Written instruction:
The listing below must be repeated word for word, with its images excluded.

Recorded data:
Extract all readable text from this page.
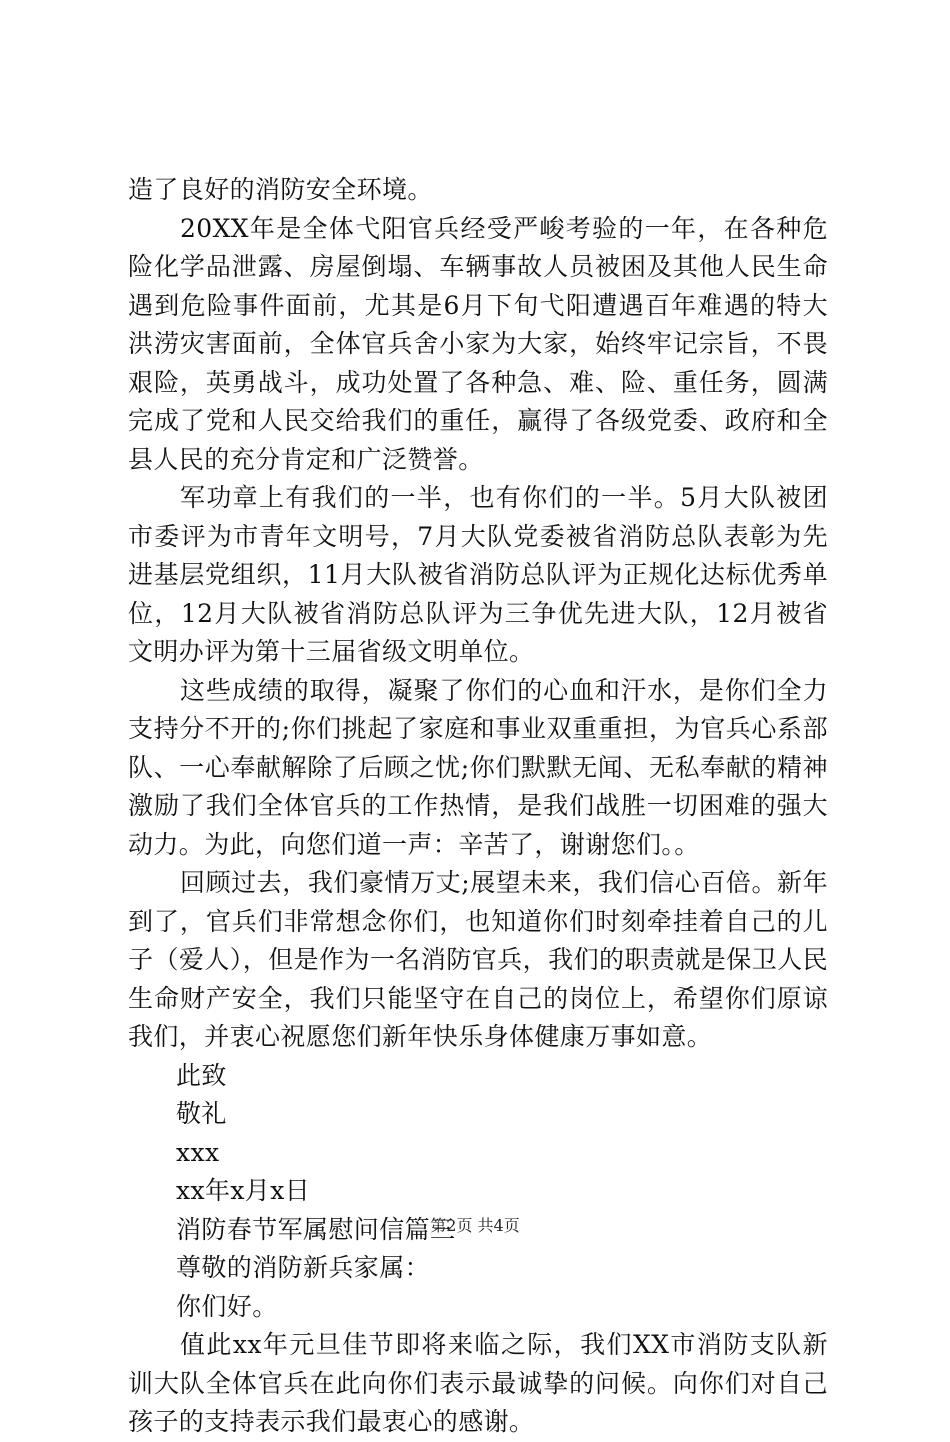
造了良好的消防安全环境。

20XX年是全体弋阳官兵经受严峻考验的一年，在各种危险化学品泄露、房屋倒塌、车辆事故人员被困及其他人民生命遇到危险事件面前，尤其是6月下旬弋阳遭遇百年难遇的特大洪涝灾害面前，全体官兵舍小家为大家，始终牢记宗旨，不畏艰险，英勇战斗，成功处置了各种急、难、险、重任务，圆满完成了党和人民交给我们的重任，赢得了各级党委、政府和全县人民的充分肯定和广泛赞誉。

军功章上有我们的一半，也有你们的一半。5月大队被团市委评为市青年文明号，7月大队党委被省消防总队表彰为先进基层党组织，11月大队被省消防总队评为正规化达标优秀单位，12月大队被省消防总队评为三争优先进大队，12月被省文明办评为第十三届省级文明单位。

这些成绩的取得，凝聚了你们的心血和汗水，是你们全力支持分不开的;你们挑起了家庭和事业双重重担，为官兵心系部队、一心奉献解除了后顾之忧;你们默默无闻、无私奉献的精神激励了我们全体官兵的工作热情，是我们战胜一切困难的强大动力。为此，向您们道一声：辛苦了，谢谢您们。。

回顾过去，我们豪情万丈;展望未来，我们信心百倍。新年到了，官兵们非常想念你们，也知道你们时刻牵挂着自己的儿子（爱人），但是作为一名消防官兵，我们的职责就是保卫人民生命财产安全，我们只能坚守在自己的岗位上，希望你们原谅我们，并衷心祝愿您们新年快乐身体健康万事如意。

此致

敬礼

xxx

xx年x月x日

消防春节军属慰问信篇三

尊敬的消防新兵家属：

你们好。

值此xx年元旦佳节即将来临之际，我们XX市消防支队新训大队全体官兵在此向你们表示最诚挚的问候。向你们对自己孩子的支持表示我们最衷心的感谢。

第2页 共4页
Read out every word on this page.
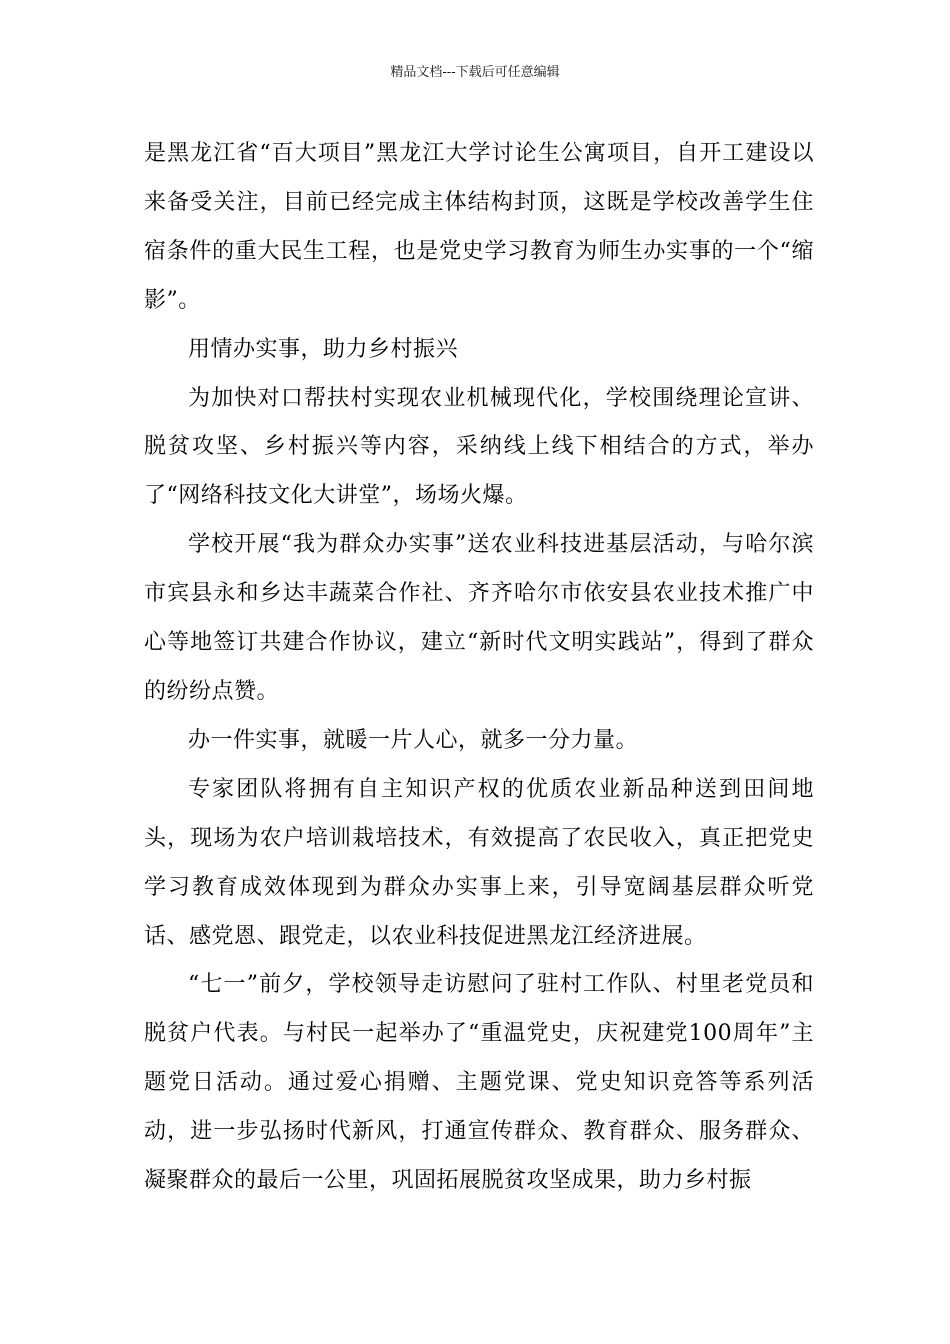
精品文档---下载后可任意编辑

是黑龙江省“百大项目”黑龙江大学讨论生公寓项目，自开工建设以来备受关注，目前已经完成主体结构封顶，这既是学校改善学生住宿条件的重大民生工程，也是党史学习教育为师生办实事的一个“缩影”。

用情办实事，助力乡村振兴

为加快对口帮扶村实现农业机械现代化，学校围绕理论宣讲、脱贫攻坚、乡村振兴等内容，采纳线上线下相结合的方式，举办了“网络科技文化大讲堂”，场场火爆。

学校开展“我为群众办实事”送农业科技进基层活动，与哈尔滨市宾县永和乡达丰蔬菜合作社、齐齐哈尔市依安县农业技术推广中心等地签订共建合作协议，建立“新时代文明实践站”，得到了群众的纷纷点赞。

办一件实事，就暖一片人心，就多一分力量。

专家团队将拥有自主知识产权的优质农业新品种送到田间地头，现场为农户培训栽培技术，有效提高了农民收入，真正把党史学习教育成效体现到为群众办实事上来，引导宽阔基层群众听党话、感党恩、跟党走，以农业科技促进黑龙江经济进展。

“七一”前夕，学校领导走访慰问了驻村工作队、村里老党员和脱贫户代表。与村民一起举办了“重温党史，庆祝建党100周年”主题党日活动。通过爱心捐赠、主题党课、党史知识竞答等系列活动，进一步弘扬时代新风，打通宣传群众、教育群众、服务群众、凝聚群众的最后一公里，巩固拓展脱贫攻坚成果，助力乡村振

Solution for this exercise:
Extract all readable text from this page.
造了良好的消防安全环境。

20XX年是全体弋阳官兵经受严峻考验的一年，在各种危险化学品泄露、房屋倒塌、车辆事故人员被困及其他人民生命遇到危险事件面前，尤其是6月下旬弋阳遭遇百年难遇的特大洪涝灾害面前，全体官兵舍小家为大家，始终牢记宗旨，不畏艰险，英勇战斗，成功处置了各种急、难、险、重任务，圆满完成了党和人民交给我们的重任，赢得了各级党委、政府和全县人民的充分肯定和广泛赞誉。

军功章上有我们的一半，也有你们的一半。5月大队被团市委评为市青年文明号，7月大队党委被省消防总队表彰为先进基层党组织，11月大队被省消防总队评为正规化达标优秀单位，12月大队被省消防总队评为三争优先进大队，12月被省文明办评为第十三届省级文明单位。

这些成绩的取得，凝聚了你们的心血和汗水，是你们全力支持分不开的;你们挑起了家庭和事业双重重担，为官兵心系部队、一心奉献解除了后顾之忧;你们默默无闻、无私奉献的精神激励了我们全体官兵的工作热情，是我们战胜一切困难的强大动力。为此，向您们道一声：辛苦了，谢谢您们。。

回顾过去，我们豪情万丈;展望未来，我们信心百倍。新年到了，官兵们非常想念你们，也知道你们时刻牵挂着自己的儿子（爱人），但是作为一名消防官兵，我们的职责就是保卫人民生命财产安全，我们只能坚守在自己的岗位上，希望你们原谅我们，并衷心祝愿您们新年快乐身体健康万事如意。

此致

敬礼

xxx

xx年x月x日

消防春节军属慰问信篇三

尊敬的消防新兵家属：

你们好。

值此xx年元旦佳节即将来临之际，我们XX市消防支队新训大队全体官兵在此向你们表示最诚挚的问候。向你们对自己孩子的支持表示我们最衷心的感谢。

第2页 共4页
Read out every word on this page.
精品文档---下载后可任意编辑

是黑龙江省“百大项目”黑龙江大学讨论生公寓项目，自开工建设以来备受关注，目前已经完成主体结构封顶，这既是学校改善学生住宿条件的重大民生工程，也是党史学习教育为师生办实事的一个“缩影”。

用情办实事，助力乡村振兴

为加快对口帮扶村实现农业机械现代化，学校围绕理论宣讲、脱贫攻坚、乡村振兴等内容，采纳线上线下相结合的方式，举办了“网络科技文化大讲堂”，场场火爆。

学校开展“我为群众办实事”送农业科技进基层活动，与哈尔滨市宾县永和乡达丰蔬菜合作社、齐齐哈尔市依安县农业技术推广中心等地签订共建合作协议，建立“新时代文明实践站”，得到了群众的纷纷点赞。

办一件实事，就暖一片人心，就多一分力量。

专家团队将拥有自主知识产权的优质农业新品种送到田间地头，现场为农户培训栽培技术，有效提高了农民收入，真正把党史学习教育成效体现到为群众办实事上来，引导宽阔基层群众听党话、感党恩、跟党走，以农业科技促进黑龙江经济进展。

“七一”前夕，学校领导走访慰问了驻村工作队、村里老党员和脱贫户代表。与村民一起举办了“重温党史，庆祝建党100周年”主题党日活动。通过爱心捐赠、主题党课、党史知识竞答等系列活动，进一步弘扬时代新风，打通宣传群众、教育群众、服务群众、凝聚群众的最后一公里，巩固拓展脱贫攻坚成果，助力乡村振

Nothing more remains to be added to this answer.